▸ **Consigne 1**: Relevez toutes les formes de déception énumérées dans l'extrait sur la dépression et la surconsommation.
▸ **Consigne 2**: Traduisez en anglais la phrase suivante de l'extrait sur la dépression et la surconsommation : « Tout le monde sera déçu un moment ou un autre dans sa vie. »

▸ **Extrait du texte**:
+--

Qui a-t-il de si bénéfique dans une consommation à outrance pour rassasier un esprit démotivé? Il me semble qu'un haut taux de gens souffrent de dépression ou en souffrirons au cours de leur vie. La source principale de la dépression moderne est fort probablement une déception généralisée. Déception de la vie, déception d'un monde irréel construit autour d'une idée fausse, déception sur le sens de soi. Cela a un lien direct avec notre tendance à surconsommer.

Pour guérir un mal, souvent, la solution utilisée est en lien avec la consommation; se rendre au centre commercial où d'autres semblent heureux, se laisser tenter par le marketing et se procurer un ou des biens afin d'apaiser instantanément notre souffrance. Si les déceptions sont parfois mineures et faciles à discerner, elles s'accumulent dans un vide intérieur, où frustration fermente et compile les besoins réels non-comblés. Le genre de besoins que l'achat de matériel ne règle pas. Un besoin fondamental qui repose plutôt sur l'intangible.

Tout le monde sera déçu un moment ou un autre dans sa vie. On parle ici d'une déception refoulée et à long terme.

Est-ce que se sortir d'une culture de consommation permetterait d'éviter la déception ?

+--

▸ **Données fournies**:
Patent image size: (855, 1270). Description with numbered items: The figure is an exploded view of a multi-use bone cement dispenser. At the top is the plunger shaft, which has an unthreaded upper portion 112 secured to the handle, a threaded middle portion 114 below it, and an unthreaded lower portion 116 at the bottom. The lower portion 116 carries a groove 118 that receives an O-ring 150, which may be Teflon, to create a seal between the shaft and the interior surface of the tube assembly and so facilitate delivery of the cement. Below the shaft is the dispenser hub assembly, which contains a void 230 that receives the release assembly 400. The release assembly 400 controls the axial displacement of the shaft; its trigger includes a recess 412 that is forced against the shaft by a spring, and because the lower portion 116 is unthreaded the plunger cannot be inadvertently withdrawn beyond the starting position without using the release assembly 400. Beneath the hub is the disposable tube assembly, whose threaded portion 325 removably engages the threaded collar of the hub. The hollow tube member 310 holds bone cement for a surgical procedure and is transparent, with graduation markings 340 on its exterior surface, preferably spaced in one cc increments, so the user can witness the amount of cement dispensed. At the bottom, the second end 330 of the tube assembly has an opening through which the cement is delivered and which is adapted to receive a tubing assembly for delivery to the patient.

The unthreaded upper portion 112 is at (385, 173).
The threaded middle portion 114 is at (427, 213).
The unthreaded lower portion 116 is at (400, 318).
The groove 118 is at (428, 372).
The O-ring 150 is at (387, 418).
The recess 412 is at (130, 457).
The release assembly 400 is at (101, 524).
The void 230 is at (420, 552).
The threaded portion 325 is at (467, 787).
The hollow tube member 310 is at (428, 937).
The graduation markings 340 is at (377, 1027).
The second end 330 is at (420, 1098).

+--

▸ **Réponse finale 1**:
- Déception de la vie
- Déception d'un monde irréel construit autour d'une idée fausse
- Déception sur le sens de soi

▸ **Réponse finale 2**: Everyone will be disappointed at one time or another in their life.